• _Short task_
Gather up all lines that carry the word "ГОСТ".

• _Records to use_

# # # # #

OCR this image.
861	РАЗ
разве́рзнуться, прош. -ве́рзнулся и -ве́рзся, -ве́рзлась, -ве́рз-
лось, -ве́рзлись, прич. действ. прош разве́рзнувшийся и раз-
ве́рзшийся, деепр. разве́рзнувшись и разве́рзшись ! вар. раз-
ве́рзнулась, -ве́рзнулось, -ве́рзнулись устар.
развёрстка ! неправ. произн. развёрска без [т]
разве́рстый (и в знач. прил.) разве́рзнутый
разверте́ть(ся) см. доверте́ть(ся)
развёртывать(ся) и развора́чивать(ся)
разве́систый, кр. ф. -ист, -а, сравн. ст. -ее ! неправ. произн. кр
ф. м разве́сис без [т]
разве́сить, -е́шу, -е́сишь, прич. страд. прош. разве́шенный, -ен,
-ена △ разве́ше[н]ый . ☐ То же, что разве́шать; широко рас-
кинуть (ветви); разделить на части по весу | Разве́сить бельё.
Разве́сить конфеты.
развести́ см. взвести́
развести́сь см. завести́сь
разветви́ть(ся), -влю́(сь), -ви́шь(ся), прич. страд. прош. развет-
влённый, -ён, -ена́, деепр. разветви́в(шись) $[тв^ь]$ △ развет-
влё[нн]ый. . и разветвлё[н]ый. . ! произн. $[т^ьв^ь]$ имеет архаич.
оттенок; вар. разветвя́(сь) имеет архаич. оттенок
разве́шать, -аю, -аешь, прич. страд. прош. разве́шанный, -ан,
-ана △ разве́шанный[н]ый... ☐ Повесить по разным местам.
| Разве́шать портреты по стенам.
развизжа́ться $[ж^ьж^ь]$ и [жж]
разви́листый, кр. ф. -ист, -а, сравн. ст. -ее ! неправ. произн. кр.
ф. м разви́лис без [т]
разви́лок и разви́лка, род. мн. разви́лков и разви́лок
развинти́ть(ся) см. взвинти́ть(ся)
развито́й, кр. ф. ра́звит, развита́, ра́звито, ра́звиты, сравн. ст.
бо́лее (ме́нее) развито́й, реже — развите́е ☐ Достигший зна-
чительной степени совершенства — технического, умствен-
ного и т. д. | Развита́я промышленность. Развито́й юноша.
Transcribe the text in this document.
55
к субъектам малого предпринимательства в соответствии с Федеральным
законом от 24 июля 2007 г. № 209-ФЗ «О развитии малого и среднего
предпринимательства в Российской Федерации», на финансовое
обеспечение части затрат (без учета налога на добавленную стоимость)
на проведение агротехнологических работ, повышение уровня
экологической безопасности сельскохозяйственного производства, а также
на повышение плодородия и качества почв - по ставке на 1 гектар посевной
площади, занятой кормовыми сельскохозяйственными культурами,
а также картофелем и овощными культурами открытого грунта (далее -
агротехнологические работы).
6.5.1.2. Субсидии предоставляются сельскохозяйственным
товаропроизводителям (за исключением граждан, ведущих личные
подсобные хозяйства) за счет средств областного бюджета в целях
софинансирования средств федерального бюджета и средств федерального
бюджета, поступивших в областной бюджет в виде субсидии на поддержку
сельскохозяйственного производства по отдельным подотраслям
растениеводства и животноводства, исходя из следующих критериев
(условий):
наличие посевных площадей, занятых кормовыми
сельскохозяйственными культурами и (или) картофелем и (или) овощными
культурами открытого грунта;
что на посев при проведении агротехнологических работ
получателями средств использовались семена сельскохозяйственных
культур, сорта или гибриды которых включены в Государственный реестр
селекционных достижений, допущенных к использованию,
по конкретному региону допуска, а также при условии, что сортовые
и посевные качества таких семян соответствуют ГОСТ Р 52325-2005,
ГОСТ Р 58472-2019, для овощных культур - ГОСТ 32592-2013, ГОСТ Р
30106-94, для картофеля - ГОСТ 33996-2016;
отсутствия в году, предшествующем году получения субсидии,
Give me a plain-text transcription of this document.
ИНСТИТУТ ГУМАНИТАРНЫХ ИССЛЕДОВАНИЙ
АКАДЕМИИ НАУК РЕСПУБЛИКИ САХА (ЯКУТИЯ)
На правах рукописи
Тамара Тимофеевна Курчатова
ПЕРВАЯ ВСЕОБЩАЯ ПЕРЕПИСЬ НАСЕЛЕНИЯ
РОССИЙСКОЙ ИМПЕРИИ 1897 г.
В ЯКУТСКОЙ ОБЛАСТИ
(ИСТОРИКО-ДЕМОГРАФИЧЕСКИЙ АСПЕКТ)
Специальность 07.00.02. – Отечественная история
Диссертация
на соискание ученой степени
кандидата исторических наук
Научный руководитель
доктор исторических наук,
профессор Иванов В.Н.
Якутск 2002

# # # # #

• _Problem solution_
и посевные качества таких семян соответствуют ГОСТ Р 52325-2005,
ГОСТ Р 58472-2019, для овощных культур - ГОСТ 32592-2013, ГОСТ Р
30106-94, для картофеля - ГОСТ 33996-2016;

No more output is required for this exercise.